* **What the task asks**
Give the number of lines in this listing that contain the word "salad", and nothing else.

* **Data**
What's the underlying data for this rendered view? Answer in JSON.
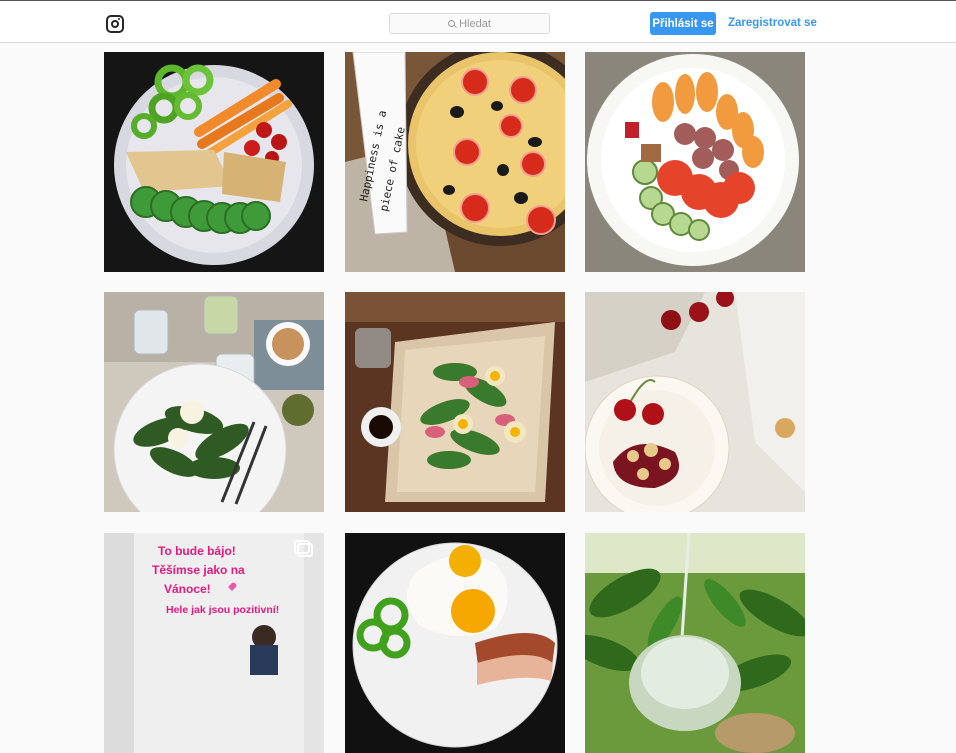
{
  "header": {
    "search_placeholder": "Hledat",
    "login_label": "Přihlásit se",
    "register_label": "Zaregistrovat se"
  },
  "posts": [
    {
      "id": "post-1",
      "desc": "plate-peppers-carrots-hummus"
    },
    {
      "id": "post-2",
      "desc": "quiche-tomatoes-olives"
    },
    {
      "id": "post-3",
      "desc": "plate-apricots-tomatoes-ham"
    },
    {
      "id": "post-4",
      "desc": "salad-eggs-coffee"
    },
    {
      "id": "post-5",
      "desc": "salad-on-baking-paper"
    },
    {
      "id": "post-6",
      "desc": "cherries-crumble-plate"
    },
    {
      "id": "post-7",
      "desc": "story-text"
    },
    {
      "id": "post-8",
      "desc": "fried-egg-bacon"
    },
    {
      "id": "post-9",
      "desc": "coconut-palm"
    }
  ],
  "sign": {
    "line1": "Happiness is a",
    "line2": "piece of cake"
  },
  "story": {
    "line1": "To bude bájo!",
    "line2": "Těšímse jako na",
    "line3": "Vánoce!",
    "line4": "Hele jak jsou pozitivní!"
  },
  "colors": {
    "accent": "#3897f0",
    "story_pink": "#e5197f"
  }
}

* **Finished exercise**
2